### WHAT IS NEEDED:
Search the records below for the word "relative" and show every line where it occurs.

—————

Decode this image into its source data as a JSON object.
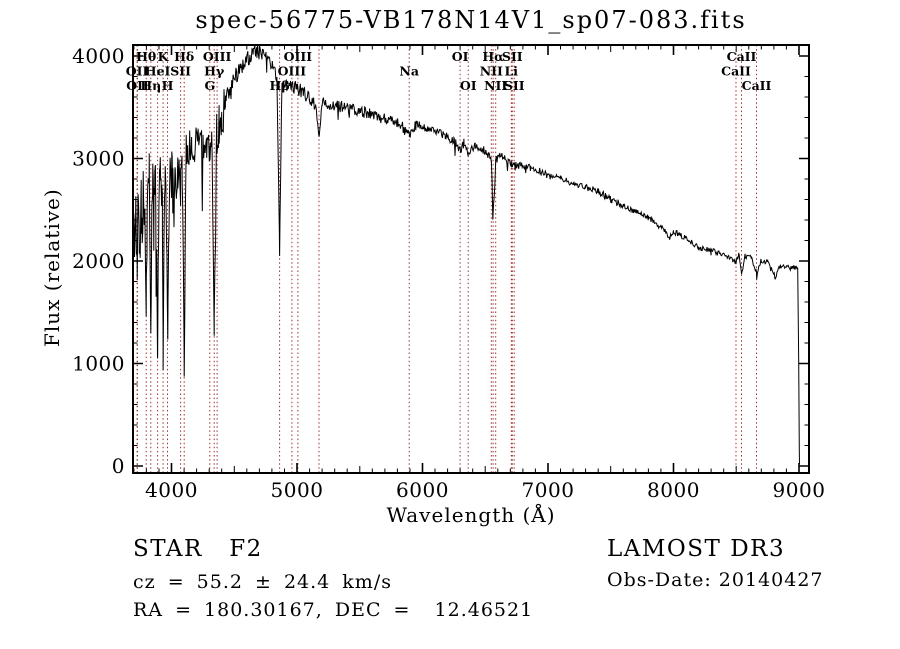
{
  "plot": {
    "title": "spec-56775-VB178N14V1_sp07-083.fits",
    "xlabel": "Wavelength (Å)",
    "ylabel": "Flux (relative)"
  },
  "annotations": {
    "class_label": "STAR   F2",
    "cz_label": "cz = 55.2 ± 24.4 km/s",
    "radec_label": "RA = 180.30167, DEC =  12.46521",
    "survey_label": "LAMOST DR3",
    "obsdate_label": "Obs-Date: 20140427"
  },
  "chart_data": {
    "type": "line",
    "title": "spec-56775-VB178N14V1_sp07-083.fits",
    "xlabel": "Wavelength (Å)",
    "ylabel": "Flux (relative)",
    "x_range": [
      3693,
      9080
    ],
    "y_range": [
      -68,
      4107
    ],
    "x_ticks": [
      4000,
      5000,
      6000,
      7000,
      8000,
      9000
    ],
    "x_minor_tick_step": 100,
    "y_ticks": [
      0,
      1000,
      2000,
      3000,
      4000
    ],
    "y_minor_tick_step": 200,
    "grid": false,
    "legend": false,
    "line_marker_color": "#a03030",
    "series": [
      {
        "name": "flux",
        "color": "#000000",
        "points": [
          [
            3695,
            2150
          ],
          [
            3705,
            2300
          ],
          [
            3713,
            2500
          ],
          [
            3720,
            2100
          ],
          [
            3726,
            1900
          ],
          [
            3734,
            2550
          ],
          [
            3742,
            2250
          ],
          [
            3750,
            1950
          ],
          [
            3758,
            2600
          ],
          [
            3766,
            2300
          ],
          [
            3774,
            2650
          ],
          [
            3782,
            2450
          ],
          [
            3790,
            2250
          ],
          [
            3798,
            1500
          ],
          [
            3806,
            2500
          ],
          [
            3814,
            2700
          ],
          [
            3822,
            2800
          ],
          [
            3828,
            2350
          ],
          [
            3835,
            1080
          ],
          [
            3843,
            2500
          ],
          [
            3851,
            2750
          ],
          [
            3859,
            2600
          ],
          [
            3867,
            2800
          ],
          [
            3875,
            2650
          ],
          [
            3882,
            2250
          ],
          [
            3889,
            980
          ],
          [
            3897,
            2400
          ],
          [
            3905,
            2700
          ],
          [
            3913,
            2850
          ],
          [
            3921,
            2700
          ],
          [
            3927,
            2450
          ],
          [
            3933,
            1020
          ],
          [
            3940,
            2250
          ],
          [
            3948,
            2750
          ],
          [
            3956,
            2600
          ],
          [
            3963,
            2250
          ],
          [
            3970,
            1140
          ],
          [
            3978,
            2400
          ],
          [
            3986,
            2800
          ],
          [
            3994,
            2900
          ],
          [
            4002,
            2850
          ],
          [
            4010,
            2700
          ],
          [
            4020,
            2550
          ],
          [
            4030,
            2750
          ],
          [
            4040,
            2850
          ],
          [
            4050,
            2800
          ],
          [
            4060,
            2870
          ],
          [
            4072,
            2750
          ],
          [
            4085,
            2950
          ],
          [
            4101,
            950
          ],
          [
            4115,
            3100
          ],
          [
            4130,
            3150
          ],
          [
            4160,
            3120
          ],
          [
            4200,
            3150
          ],
          [
            4240,
            3100
          ],
          [
            4280,
            3150
          ],
          [
            4305,
            3000
          ],
          [
            4320,
            3180
          ],
          [
            4340,
            1250
          ],
          [
            4360,
            3250
          ],
          [
            4380,
            3320
          ],
          [
            4400,
            3420
          ],
          [
            4430,
            3550
          ],
          [
            4460,
            3680
          ],
          [
            4490,
            3760
          ],
          [
            4520,
            3820
          ],
          [
            4550,
            3870
          ],
          [
            4600,
            3950
          ],
          [
            4650,
            4030
          ],
          [
            4680,
            4060
          ],
          [
            4720,
            4020
          ],
          [
            4760,
            3970
          ],
          [
            4800,
            3900
          ],
          [
            4840,
            3780
          ],
          [
            4861,
            2100
          ],
          [
            4880,
            3760
          ],
          [
            4910,
            3730
          ],
          [
            4950,
            3700
          ],
          [
            5000,
            3680
          ],
          [
            5050,
            3640
          ],
          [
            5100,
            3600
          ],
          [
            5150,
            3520
          ],
          [
            5175,
            3230
          ],
          [
            5200,
            3560
          ],
          [
            5260,
            3530
          ],
          [
            5320,
            3510
          ],
          [
            5400,
            3500
          ],
          [
            5480,
            3470
          ],
          [
            5560,
            3440
          ],
          [
            5640,
            3410
          ],
          [
            5720,
            3380
          ],
          [
            5800,
            3360
          ],
          [
            5894,
            3230
          ],
          [
            5950,
            3330
          ],
          [
            6030,
            3300
          ],
          [
            6100,
            3270
          ],
          [
            6180,
            3220
          ],
          [
            6250,
            3180
          ],
          [
            6300,
            3080
          ],
          [
            6330,
            3150
          ],
          [
            6364,
            3060
          ],
          [
            6420,
            3120
          ],
          [
            6480,
            3090
          ],
          [
            6548,
            3000
          ],
          [
            6563,
            2430
          ],
          [
            6583,
            2980
          ],
          [
            6620,
            3030
          ],
          [
            6660,
            3000
          ],
          [
            6708,
            2960
          ],
          [
            6716,
            2930
          ],
          [
            6731,
            2920
          ],
          [
            6790,
            2940
          ],
          [
            6860,
            2910
          ],
          [
            6930,
            2880
          ],
          [
            7000,
            2830
          ],
          [
            7100,
            2800
          ],
          [
            7200,
            2760
          ],
          [
            7300,
            2720
          ],
          [
            7400,
            2680
          ],
          [
            7500,
            2600
          ],
          [
            7600,
            2540
          ],
          [
            7700,
            2480
          ],
          [
            7800,
            2420
          ],
          [
            7900,
            2340
          ],
          [
            7968,
            2230
          ],
          [
            8000,
            2290
          ],
          [
            8100,
            2220
          ],
          [
            8200,
            2130
          ],
          [
            8300,
            2100
          ],
          [
            8400,
            2070
          ],
          [
            8498,
            1990
          ],
          [
            8520,
            2070
          ],
          [
            8542,
            1870
          ],
          [
            8570,
            2050
          ],
          [
            8620,
            2030
          ],
          [
            8662,
            1880
          ],
          [
            8700,
            2010
          ],
          [
            8750,
            1990
          ],
          [
            8810,
            1840
          ],
          [
            8850,
            1960
          ],
          [
            8900,
            1940
          ],
          [
            8950,
            1930
          ],
          [
            8990,
            1945
          ],
          [
            8998,
            1000
          ],
          [
            9003,
            150
          ],
          [
            9004,
            20
          ]
        ]
      }
    ],
    "noise_segments": [
      [
        3693,
        4055,
        270
      ],
      [
        4055,
        4120,
        220
      ],
      [
        4120,
        4420,
        220
      ],
      [
        4420,
        4750,
        85
      ],
      [
        4750,
        5150,
        70
      ],
      [
        5150,
        5950,
        55
      ],
      [
        5950,
        6750,
        42
      ],
      [
        6750,
        7650,
        33
      ],
      [
        7650,
        8996,
        27
      ],
      [
        8996,
        9004,
        25
      ]
    ],
    "spectral_lines": [
      {
        "wavelength": 3726,
        "label": "OII",
        "row": 2
      },
      {
        "wavelength": 3729,
        "label": "OII",
        "row": 3
      },
      {
        "wavelength": 3798,
        "label": "Hθ",
        "row": 1
      },
      {
        "wavelength": 3835,
        "label": "Hη",
        "row": 3
      },
      {
        "wavelength": 3889,
        "label": "HeI",
        "row": 2
      },
      {
        "wavelength": 3933,
        "label": "K",
        "row": 1
      },
      {
        "wavelength": 3968,
        "label": "H",
        "row": 3
      },
      {
        "wavelength": 4072,
        "label": "SII",
        "row": 2
      },
      {
        "wavelength": 4101,
        "label": "Hδ",
        "row": 1
      },
      {
        "wavelength": 4305,
        "label": "G",
        "row": 3
      },
      {
        "wavelength": 4340,
        "label": "Hγ",
        "row": 2
      },
      {
        "wavelength": 4363,
        "label": "OIII",
        "row": 1
      },
      {
        "wavelength": 4861,
        "label": "Hβ",
        "row": 3
      },
      {
        "wavelength": 4959,
        "label": "OIII",
        "row": 2
      },
      {
        "wavelength": 5007,
        "label": "OIII",
        "row": 1
      },
      {
        "wavelength": 5175,
        "label": "",
        "row": 2
      },
      {
        "wavelength": 5894,
        "label": "Na",
        "row": 2
      },
      {
        "wavelength": 6300,
        "label": "OI",
        "row": 1
      },
      {
        "wavelength": 6364,
        "label": "OI",
        "row": 3
      },
      {
        "wavelength": 6548,
        "label": "NII",
        "row": 2
      },
      {
        "wavelength": 6563,
        "label": "Hα",
        "row": 1
      },
      {
        "wavelength": 6583,
        "label": "NII",
        "row": 3
      },
      {
        "wavelength": 6708,
        "label": "Li",
        "row": 2
      },
      {
        "wavelength": 6716,
        "label": "SII",
        "row": 1
      },
      {
        "wavelength": 6731,
        "label": "SII",
        "row": 3
      },
      {
        "wavelength": 8498,
        "label": "CaII",
        "row": 2
      },
      {
        "wavelength": 8542,
        "label": "CaII",
        "row": 1
      },
      {
        "wavelength": 8662,
        "label": "CaII",
        "row": 3
      }
    ]
  }
}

—————

### FINISHED ANSWER:
    "ylabel": "Flux (relative)"
    "ylabel": "Flux (relative)",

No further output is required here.